Figure record listings
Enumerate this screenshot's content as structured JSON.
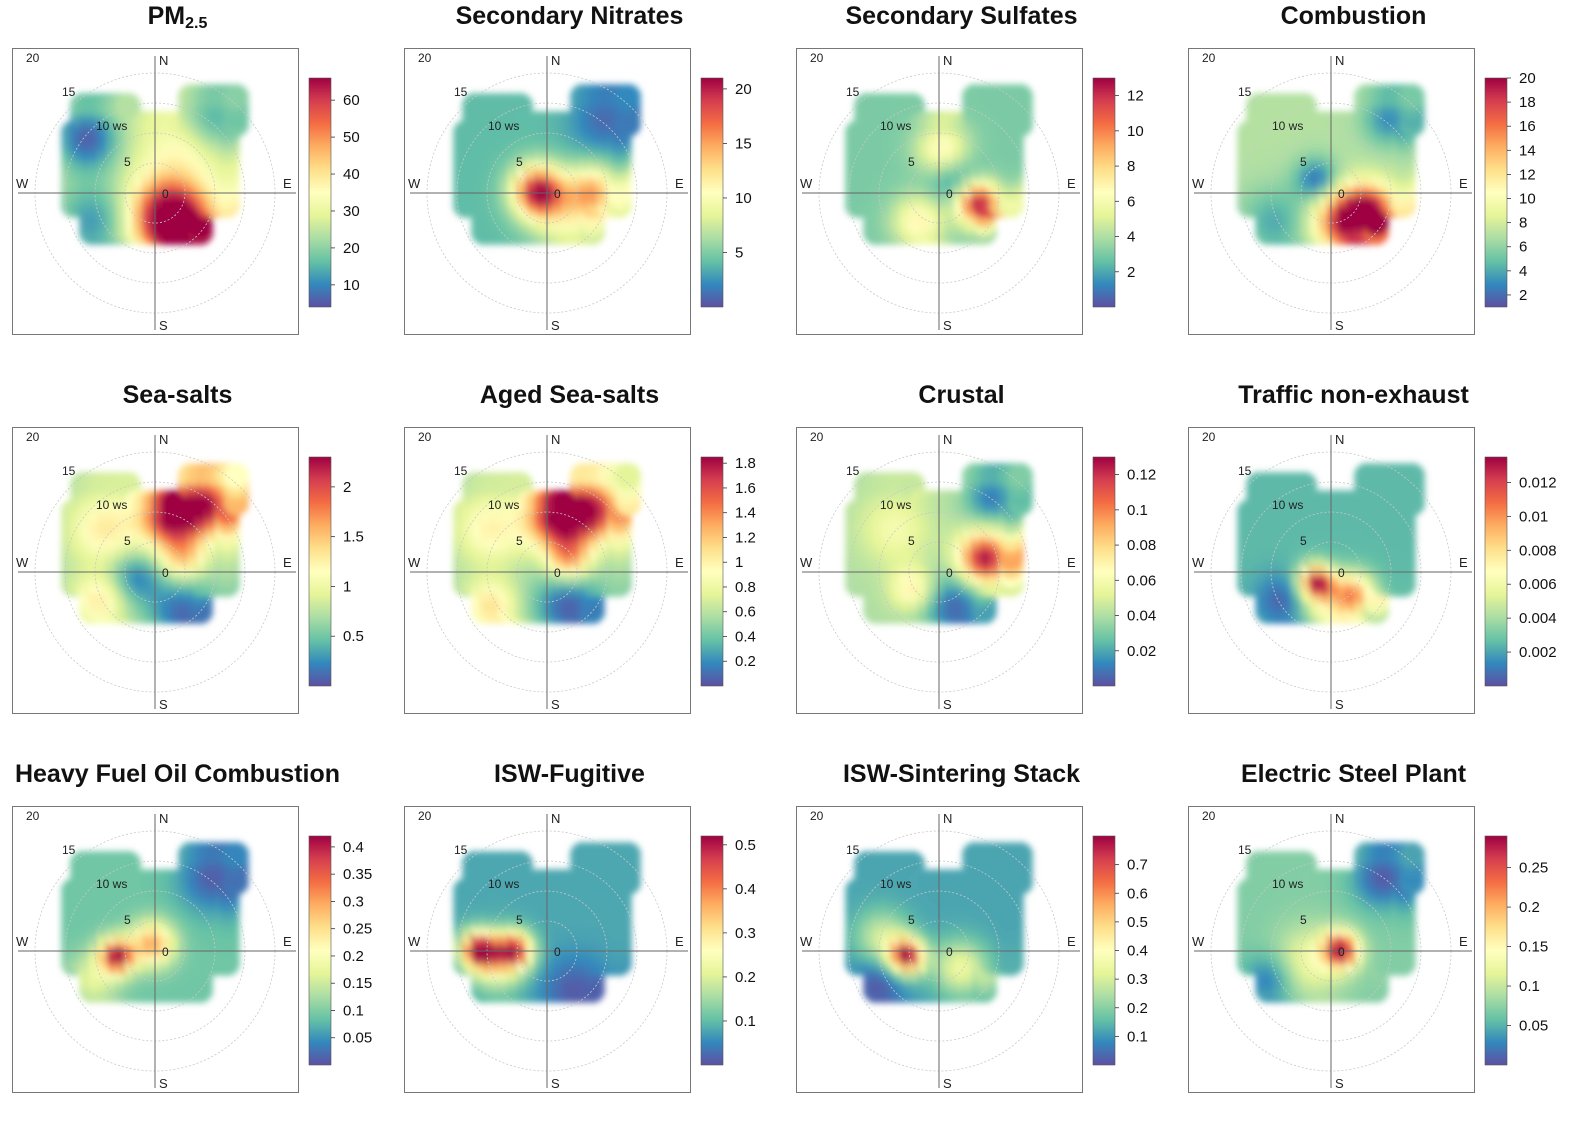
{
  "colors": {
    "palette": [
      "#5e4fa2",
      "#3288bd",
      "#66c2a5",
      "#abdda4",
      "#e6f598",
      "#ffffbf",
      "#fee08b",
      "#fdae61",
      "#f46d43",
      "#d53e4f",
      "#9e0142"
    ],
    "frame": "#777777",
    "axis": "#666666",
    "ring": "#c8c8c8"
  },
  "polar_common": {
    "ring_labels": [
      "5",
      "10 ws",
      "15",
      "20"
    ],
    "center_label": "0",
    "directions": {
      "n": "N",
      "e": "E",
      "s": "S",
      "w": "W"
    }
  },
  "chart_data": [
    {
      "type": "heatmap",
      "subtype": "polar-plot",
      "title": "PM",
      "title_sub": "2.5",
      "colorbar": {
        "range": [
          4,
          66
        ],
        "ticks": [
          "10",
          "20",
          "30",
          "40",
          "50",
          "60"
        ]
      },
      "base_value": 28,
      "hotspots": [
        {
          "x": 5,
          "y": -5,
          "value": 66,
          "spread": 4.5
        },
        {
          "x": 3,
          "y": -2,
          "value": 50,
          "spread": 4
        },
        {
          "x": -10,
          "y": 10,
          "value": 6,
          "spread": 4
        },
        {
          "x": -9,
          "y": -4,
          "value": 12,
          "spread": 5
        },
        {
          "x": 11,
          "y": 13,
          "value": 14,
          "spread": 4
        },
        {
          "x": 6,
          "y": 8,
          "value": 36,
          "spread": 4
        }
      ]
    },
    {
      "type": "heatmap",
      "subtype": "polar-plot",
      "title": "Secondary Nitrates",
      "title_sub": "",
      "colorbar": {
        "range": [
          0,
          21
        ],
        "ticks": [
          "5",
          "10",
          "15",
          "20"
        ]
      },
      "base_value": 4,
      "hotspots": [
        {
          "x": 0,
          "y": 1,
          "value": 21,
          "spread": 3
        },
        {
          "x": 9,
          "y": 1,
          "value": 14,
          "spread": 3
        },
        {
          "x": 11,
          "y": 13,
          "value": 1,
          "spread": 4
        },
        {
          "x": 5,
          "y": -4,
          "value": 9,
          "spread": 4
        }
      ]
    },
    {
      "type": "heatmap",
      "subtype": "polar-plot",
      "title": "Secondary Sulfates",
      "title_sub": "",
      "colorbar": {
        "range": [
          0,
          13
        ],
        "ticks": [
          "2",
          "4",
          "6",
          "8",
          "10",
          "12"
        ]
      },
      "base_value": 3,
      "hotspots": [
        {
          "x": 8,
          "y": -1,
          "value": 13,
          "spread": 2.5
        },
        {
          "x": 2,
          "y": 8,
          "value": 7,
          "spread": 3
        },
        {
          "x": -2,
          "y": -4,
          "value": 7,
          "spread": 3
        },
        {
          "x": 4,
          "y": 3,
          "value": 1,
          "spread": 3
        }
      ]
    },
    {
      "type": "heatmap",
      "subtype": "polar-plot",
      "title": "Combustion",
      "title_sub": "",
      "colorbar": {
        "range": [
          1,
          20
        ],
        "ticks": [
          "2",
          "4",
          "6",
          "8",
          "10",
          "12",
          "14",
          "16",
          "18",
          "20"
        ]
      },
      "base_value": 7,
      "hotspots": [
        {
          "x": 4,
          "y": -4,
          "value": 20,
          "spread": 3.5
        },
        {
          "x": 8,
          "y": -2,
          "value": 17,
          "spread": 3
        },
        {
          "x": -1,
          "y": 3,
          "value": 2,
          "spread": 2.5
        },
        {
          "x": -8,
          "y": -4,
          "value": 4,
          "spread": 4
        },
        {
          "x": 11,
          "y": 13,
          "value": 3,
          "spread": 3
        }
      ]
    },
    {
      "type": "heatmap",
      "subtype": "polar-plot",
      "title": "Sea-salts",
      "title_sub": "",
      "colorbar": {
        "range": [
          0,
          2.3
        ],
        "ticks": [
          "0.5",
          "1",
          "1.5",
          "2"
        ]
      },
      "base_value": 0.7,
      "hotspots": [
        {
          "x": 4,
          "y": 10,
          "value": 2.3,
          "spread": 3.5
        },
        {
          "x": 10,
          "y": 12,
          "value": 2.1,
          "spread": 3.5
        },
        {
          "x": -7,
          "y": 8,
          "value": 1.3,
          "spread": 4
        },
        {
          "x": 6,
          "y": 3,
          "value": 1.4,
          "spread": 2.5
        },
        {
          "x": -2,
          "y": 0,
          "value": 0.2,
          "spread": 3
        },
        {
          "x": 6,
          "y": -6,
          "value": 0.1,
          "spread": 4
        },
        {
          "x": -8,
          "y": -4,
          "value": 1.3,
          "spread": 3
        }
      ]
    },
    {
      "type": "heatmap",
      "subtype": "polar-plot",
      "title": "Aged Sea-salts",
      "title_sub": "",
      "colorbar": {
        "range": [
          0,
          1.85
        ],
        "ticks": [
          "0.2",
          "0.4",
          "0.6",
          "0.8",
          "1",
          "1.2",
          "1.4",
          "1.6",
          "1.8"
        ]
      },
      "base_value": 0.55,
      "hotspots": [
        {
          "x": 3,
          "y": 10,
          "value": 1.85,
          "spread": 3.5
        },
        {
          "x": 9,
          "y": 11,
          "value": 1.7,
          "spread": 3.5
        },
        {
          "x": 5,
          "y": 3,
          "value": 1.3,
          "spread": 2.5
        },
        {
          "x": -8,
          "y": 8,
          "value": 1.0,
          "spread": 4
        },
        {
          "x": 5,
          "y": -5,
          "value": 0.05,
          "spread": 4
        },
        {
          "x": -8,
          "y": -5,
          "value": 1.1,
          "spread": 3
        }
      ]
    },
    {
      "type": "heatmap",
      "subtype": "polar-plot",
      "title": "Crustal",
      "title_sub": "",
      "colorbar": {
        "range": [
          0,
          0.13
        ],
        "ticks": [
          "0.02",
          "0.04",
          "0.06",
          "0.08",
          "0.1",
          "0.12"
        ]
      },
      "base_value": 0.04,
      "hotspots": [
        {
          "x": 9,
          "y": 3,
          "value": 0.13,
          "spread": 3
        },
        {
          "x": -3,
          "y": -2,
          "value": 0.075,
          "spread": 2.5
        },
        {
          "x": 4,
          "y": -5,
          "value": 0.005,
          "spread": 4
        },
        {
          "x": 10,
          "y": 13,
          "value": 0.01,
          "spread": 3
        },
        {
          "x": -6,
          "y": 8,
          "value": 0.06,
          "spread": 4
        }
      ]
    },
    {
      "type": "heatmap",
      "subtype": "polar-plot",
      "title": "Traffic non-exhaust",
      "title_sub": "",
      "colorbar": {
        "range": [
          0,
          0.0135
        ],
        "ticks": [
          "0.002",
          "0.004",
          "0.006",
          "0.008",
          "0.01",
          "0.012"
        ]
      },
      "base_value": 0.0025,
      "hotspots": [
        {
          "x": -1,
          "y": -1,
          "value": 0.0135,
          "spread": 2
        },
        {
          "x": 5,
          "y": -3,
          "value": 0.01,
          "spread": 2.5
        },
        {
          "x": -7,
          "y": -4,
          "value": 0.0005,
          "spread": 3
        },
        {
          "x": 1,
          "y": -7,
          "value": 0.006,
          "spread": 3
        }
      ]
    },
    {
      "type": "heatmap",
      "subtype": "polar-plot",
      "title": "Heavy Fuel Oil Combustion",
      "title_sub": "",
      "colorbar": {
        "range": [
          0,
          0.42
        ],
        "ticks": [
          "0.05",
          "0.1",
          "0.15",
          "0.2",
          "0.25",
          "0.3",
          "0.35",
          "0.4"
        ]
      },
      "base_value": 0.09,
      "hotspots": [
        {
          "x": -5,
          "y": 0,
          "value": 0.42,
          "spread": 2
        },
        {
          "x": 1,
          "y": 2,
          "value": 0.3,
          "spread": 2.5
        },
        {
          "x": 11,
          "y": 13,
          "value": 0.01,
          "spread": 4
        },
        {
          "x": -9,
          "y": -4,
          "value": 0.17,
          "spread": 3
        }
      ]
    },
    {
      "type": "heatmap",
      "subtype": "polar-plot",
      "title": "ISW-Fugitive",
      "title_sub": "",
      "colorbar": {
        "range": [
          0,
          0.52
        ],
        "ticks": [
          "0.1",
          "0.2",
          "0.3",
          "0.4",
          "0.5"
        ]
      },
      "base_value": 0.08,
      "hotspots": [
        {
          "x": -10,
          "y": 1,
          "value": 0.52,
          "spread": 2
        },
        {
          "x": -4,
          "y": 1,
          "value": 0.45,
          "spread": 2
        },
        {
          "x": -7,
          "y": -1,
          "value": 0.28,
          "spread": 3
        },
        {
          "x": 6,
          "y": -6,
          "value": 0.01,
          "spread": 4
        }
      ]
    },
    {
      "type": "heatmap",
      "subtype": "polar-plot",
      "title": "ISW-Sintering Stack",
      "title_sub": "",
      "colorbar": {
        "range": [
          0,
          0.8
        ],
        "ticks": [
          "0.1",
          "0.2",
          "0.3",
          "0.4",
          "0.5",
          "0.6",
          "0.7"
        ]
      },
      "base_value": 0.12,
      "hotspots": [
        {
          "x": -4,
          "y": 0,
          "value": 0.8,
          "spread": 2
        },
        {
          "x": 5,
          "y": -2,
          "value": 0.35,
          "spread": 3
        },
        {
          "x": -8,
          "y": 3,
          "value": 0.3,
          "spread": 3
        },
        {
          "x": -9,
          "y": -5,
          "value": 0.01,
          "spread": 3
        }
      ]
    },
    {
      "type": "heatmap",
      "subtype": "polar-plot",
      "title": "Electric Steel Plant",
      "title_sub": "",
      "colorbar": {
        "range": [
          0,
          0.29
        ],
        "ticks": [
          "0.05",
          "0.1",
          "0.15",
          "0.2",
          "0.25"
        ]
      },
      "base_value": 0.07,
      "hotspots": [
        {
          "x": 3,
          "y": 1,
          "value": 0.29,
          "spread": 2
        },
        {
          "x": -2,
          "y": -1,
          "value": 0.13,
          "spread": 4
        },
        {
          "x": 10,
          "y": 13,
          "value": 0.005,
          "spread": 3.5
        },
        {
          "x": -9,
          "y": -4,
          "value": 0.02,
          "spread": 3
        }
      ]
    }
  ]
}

* **WHAT THE TASK REQUIRES**:
Find how many lines of the listing include the string "salts" and give that number, nothing else.

* **ANSWER TO THIS EXERCISE**:
2